# AIM
Lines containing the string "changes" are to be collected in full.

-- start --

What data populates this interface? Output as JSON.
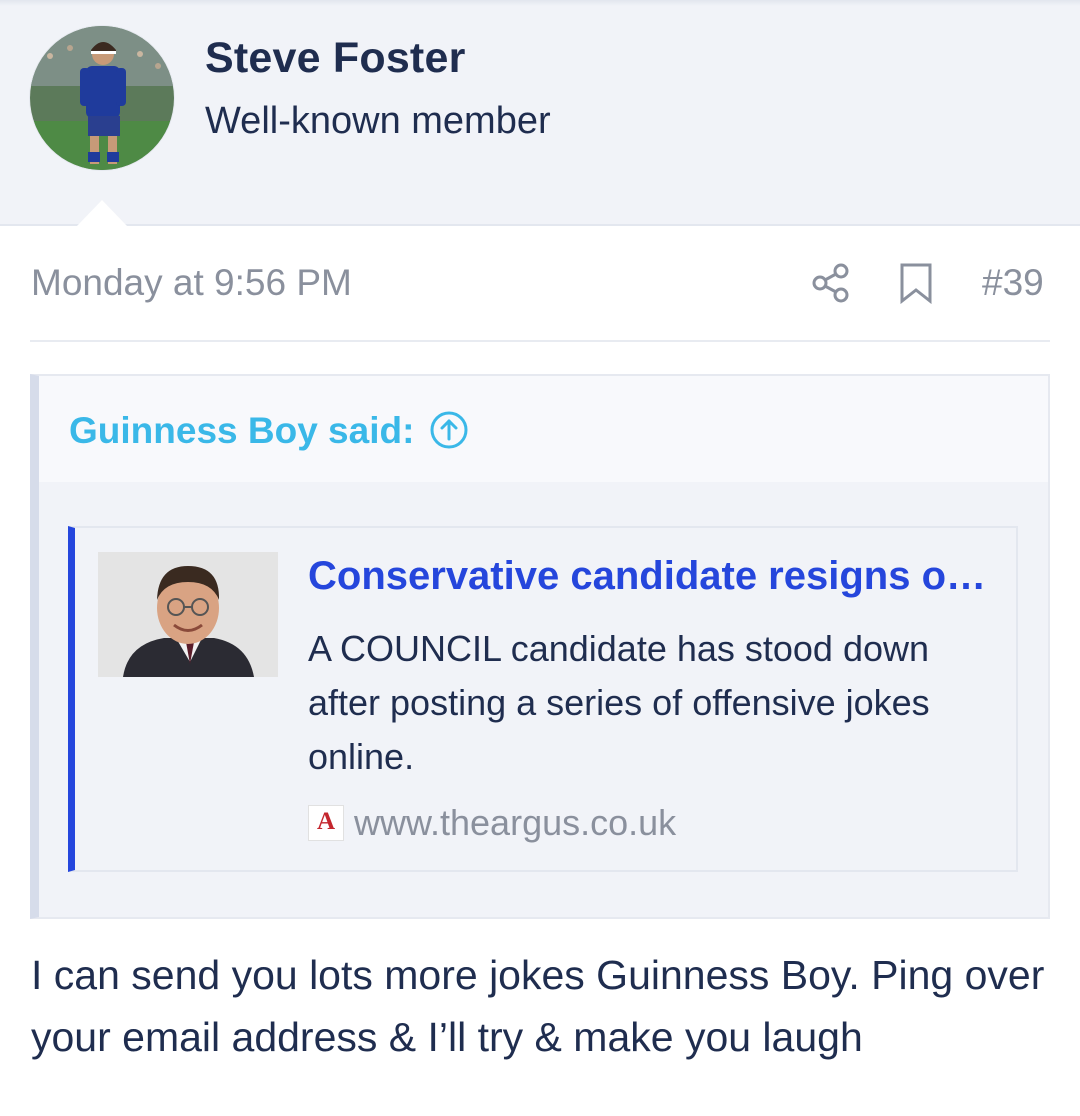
{
  "author": {
    "name": "Steve Foster",
    "title": "Well-known member",
    "avatar_icon": "user-avatar-photo"
  },
  "message": {
    "date": "Monday at 9:56 PM",
    "post_number": "#39",
    "share_icon": "share-icon",
    "bookmark_icon": "bookmark-icon"
  },
  "quote": {
    "author_label": "Guinness Boy said:",
    "jump_icon": "arrow-up-circle-icon",
    "link_card": {
      "title": "Conservative candidate resigns over offensive jokes",
      "description": "A COUNCIL candidate has stood down after posting a series of offensive jokes online.",
      "domain": "www.theargus.co.uk",
      "favicon_letter": "A",
      "accent_color": "#2446dd"
    }
  },
  "body": {
    "text": "I can send you lots more jokes Guinness Boy. Ping over your email address & I’ll try & make you laugh"
  },
  "colors": {
    "header_bg": "#f1f3f8",
    "name": "#1f2d4f",
    "meta": "#8a909d",
    "quote_author": "#3ab8e8",
    "link_title": "#2546dc"
  }
}
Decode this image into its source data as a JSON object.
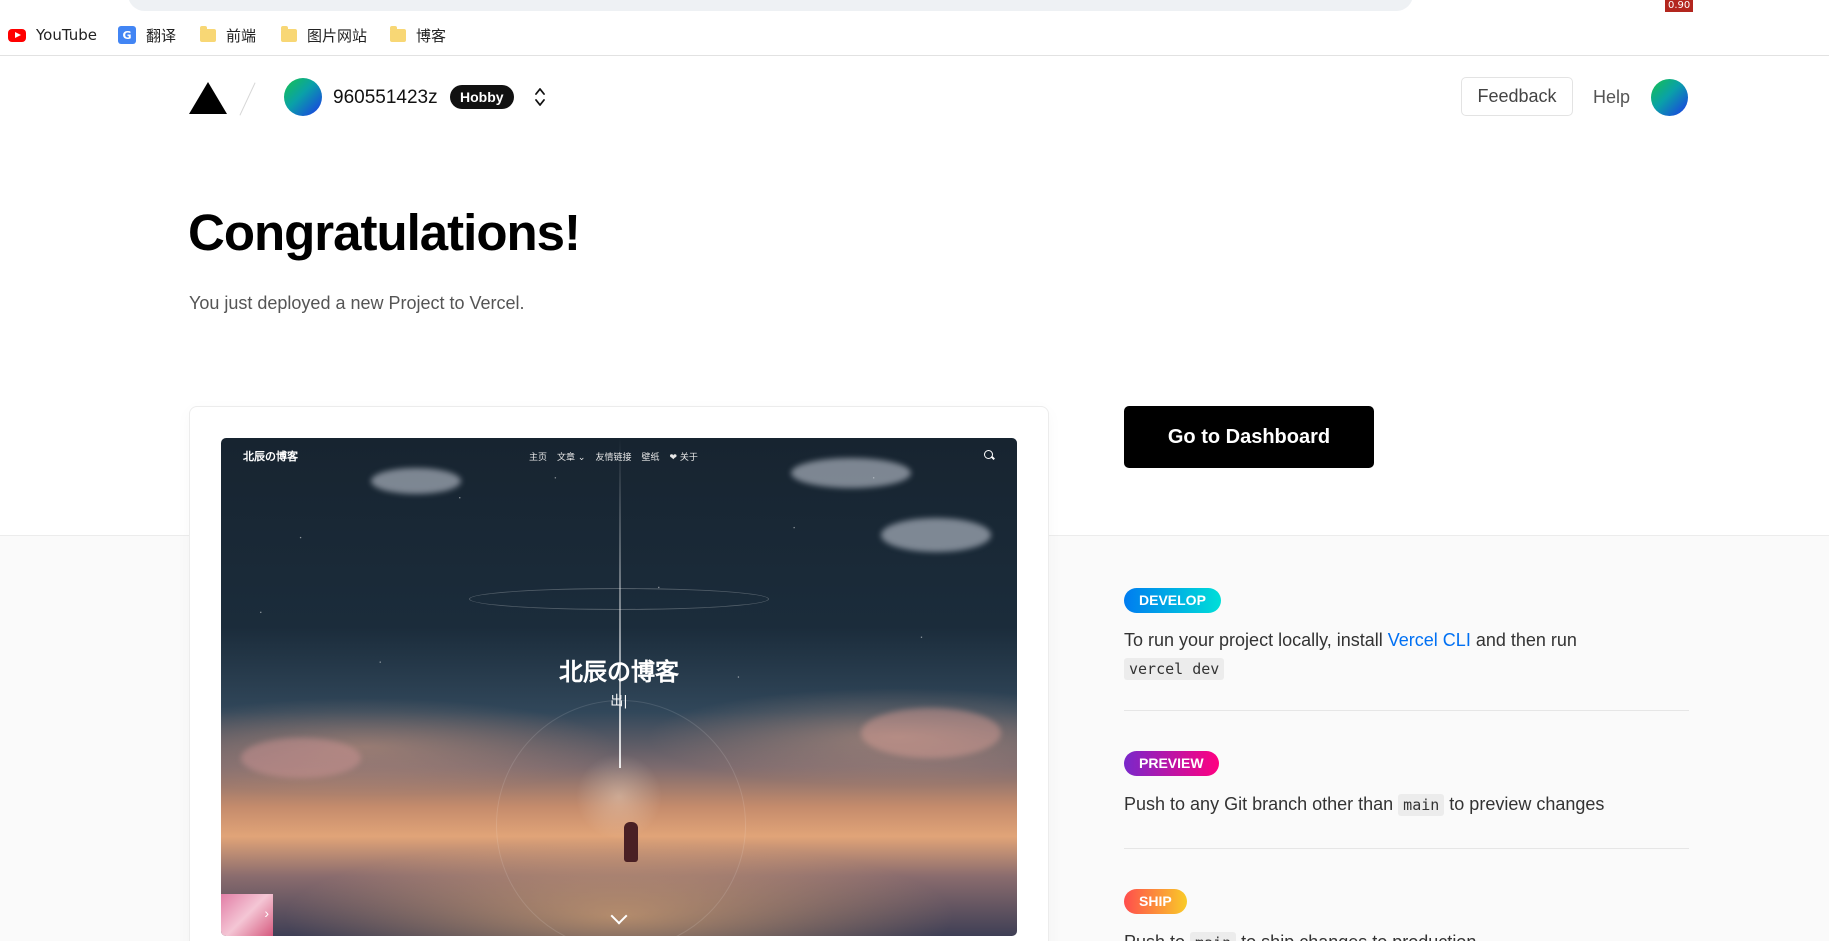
{
  "browser": {
    "extension_badge": "0.90"
  },
  "bookmarks": [
    {
      "label": "YouTube",
      "icon": "youtube-icon"
    },
    {
      "label": "翻译",
      "icon": "translate-icon"
    },
    {
      "label": "前端",
      "icon": "folder-icon"
    },
    {
      "label": "图片网站",
      "icon": "folder-icon"
    },
    {
      "label": "博客",
      "icon": "folder-icon"
    }
  ],
  "header": {
    "account_name": "960551423z",
    "plan_badge": "Hobby",
    "feedback_label": "Feedback",
    "help_label": "Help"
  },
  "hero": {
    "title": "Congratulations!",
    "subtitle": "You just deployed a new Project to Vercel."
  },
  "preview": {
    "site_title": "北辰の博客",
    "menu": [
      "主页",
      "文章",
      "友情链接",
      "壁纸",
      "关于"
    ],
    "center_title": "北辰の博客",
    "center_subtitle": "出|"
  },
  "actions": {
    "dashboard_label": "Go to Dashboard"
  },
  "steps": [
    {
      "badge": "DEVELOP",
      "text_before": "To run your project locally, install ",
      "link": "Vercel CLI",
      "text_after": " and then run",
      "code": "vercel dev"
    },
    {
      "badge": "PREVIEW",
      "text_before": "Push to any Git branch other than ",
      "code": "main",
      "text_after": " to preview changes"
    },
    {
      "badge": "SHIP",
      "text_before": "Push to ",
      "code": "main",
      "text_after": " to ship changes to production"
    }
  ],
  "colors": {
    "link": "#0070f3",
    "develop_gradient": [
      "#007cf0",
      "#00dfd8"
    ],
    "preview_gradient": [
      "#7928ca",
      "#ff0080"
    ],
    "ship_gradient": [
      "#ff4d4d",
      "#f9cb28"
    ]
  }
}
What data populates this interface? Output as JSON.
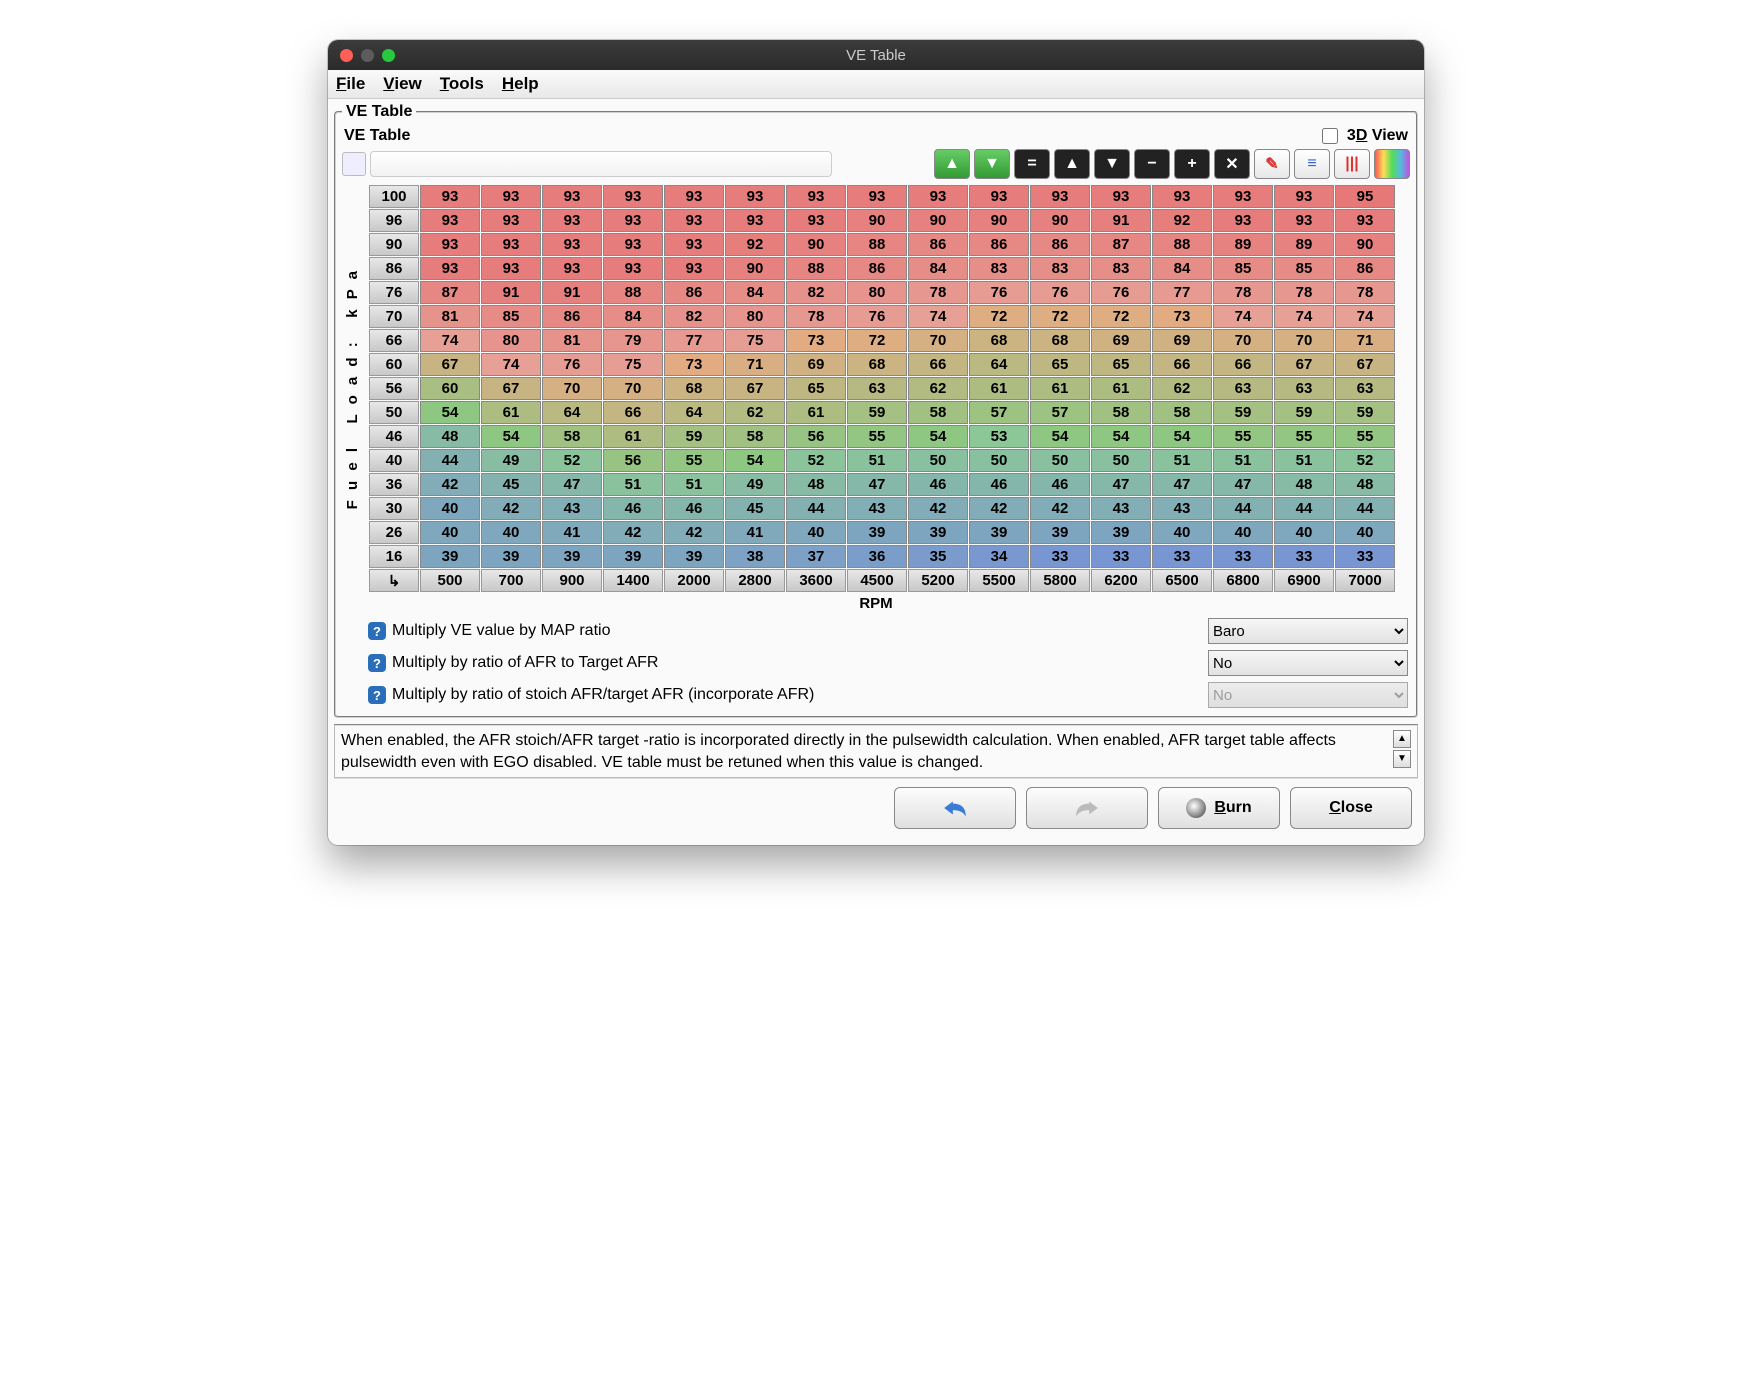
{
  "window_title": "VE Table",
  "menu": {
    "file": "File",
    "view": "View",
    "tools": "Tools",
    "help": "Help"
  },
  "group_title": "VE Table",
  "sub_title": "VE Table",
  "threeD_label": "3D View",
  "y_axis_label": "Fuel Load: kPa",
  "x_axis_label": "RPM",
  "y_headers": [
    100,
    96,
    90,
    86,
    76,
    70,
    66,
    60,
    56,
    50,
    46,
    40,
    36,
    30,
    26,
    16
  ],
  "x_headers": [
    500,
    700,
    900,
    1400,
    2000,
    2800,
    3600,
    4500,
    5200,
    5500,
    5800,
    6200,
    6500,
    6800,
    6900,
    7000
  ],
  "cells": [
    [
      93,
      93,
      93,
      93,
      93,
      93,
      93,
      93,
      93,
      93,
      93,
      93,
      93,
      93,
      93,
      95
    ],
    [
      93,
      93,
      93,
      93,
      93,
      93,
      93,
      90,
      90,
      90,
      90,
      91,
      92,
      93,
      93,
      93
    ],
    [
      93,
      93,
      93,
      93,
      93,
      92,
      90,
      88,
      86,
      86,
      86,
      87,
      88,
      89,
      89,
      90
    ],
    [
      93,
      93,
      93,
      93,
      93,
      90,
      88,
      86,
      84,
      83,
      83,
      83,
      84,
      85,
      85,
      86
    ],
    [
      87,
      91,
      91,
      88,
      86,
      84,
      82,
      80,
      78,
      76,
      76,
      76,
      77,
      78,
      78,
      78
    ],
    [
      81,
      85,
      86,
      84,
      82,
      80,
      78,
      76,
      74,
      72,
      72,
      72,
      73,
      74,
      74,
      74
    ],
    [
      74,
      80,
      81,
      79,
      77,
      75,
      73,
      72,
      70,
      68,
      68,
      69,
      69,
      70,
      70,
      71
    ],
    [
      67,
      74,
      76,
      75,
      73,
      71,
      69,
      68,
      66,
      64,
      65,
      65,
      66,
      66,
      67,
      67
    ],
    [
      60,
      67,
      70,
      70,
      68,
      67,
      65,
      63,
      62,
      61,
      61,
      61,
      62,
      63,
      63,
      63
    ],
    [
      54,
      61,
      64,
      66,
      64,
      62,
      61,
      59,
      58,
      57,
      57,
      58,
      58,
      59,
      59,
      59
    ],
    [
      48,
      54,
      58,
      61,
      59,
      58,
      56,
      55,
      54,
      53,
      54,
      54,
      54,
      55,
      55,
      55
    ],
    [
      44,
      49,
      52,
      56,
      55,
      54,
      52,
      51,
      50,
      50,
      50,
      50,
      51,
      51,
      51,
      52
    ],
    [
      42,
      45,
      47,
      51,
      51,
      49,
      48,
      47,
      46,
      46,
      46,
      47,
      47,
      47,
      48,
      48
    ],
    [
      40,
      42,
      43,
      46,
      46,
      45,
      44,
      43,
      42,
      42,
      42,
      43,
      43,
      44,
      44,
      44
    ],
    [
      40,
      40,
      41,
      42,
      42,
      41,
      40,
      39,
      39,
      39,
      39,
      39,
      40,
      40,
      40,
      40
    ],
    [
      39,
      39,
      39,
      39,
      39,
      38,
      37,
      36,
      35,
      34,
      33,
      33,
      33,
      33,
      33,
      33
    ]
  ],
  "options": [
    {
      "label": "Multiply VE value by MAP ratio",
      "value": "Baro",
      "disabled": false
    },
    {
      "label": "Multiply by ratio of AFR to Target AFR",
      "value": "No",
      "disabled": false
    },
    {
      "label": "Multiply by ratio of stoich AFR/target AFR (incorporate AFR)",
      "value": "No",
      "disabled": true
    }
  ],
  "help_text": "When enabled, the AFR stoich/AFR target -ratio is incorporated directly in the pulsewidth calculation. When enabled, AFR target table affects pulsewidth even with EGO disabled. VE table must be retuned when this value is changed.",
  "buttons": {
    "burn": "Burn",
    "close": "Close"
  },
  "toolbar_icons": [
    "green-up",
    "green-down",
    "equals",
    "arrow-up",
    "arrow-down",
    "minus",
    "plus",
    "multiply",
    "pencil",
    "rows",
    "cols",
    "rainbow"
  ]
}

-- end --

# RESULT FOR THIS TASK
      "text_after": " to preview changes"
      "text_after": " to ship changes to production"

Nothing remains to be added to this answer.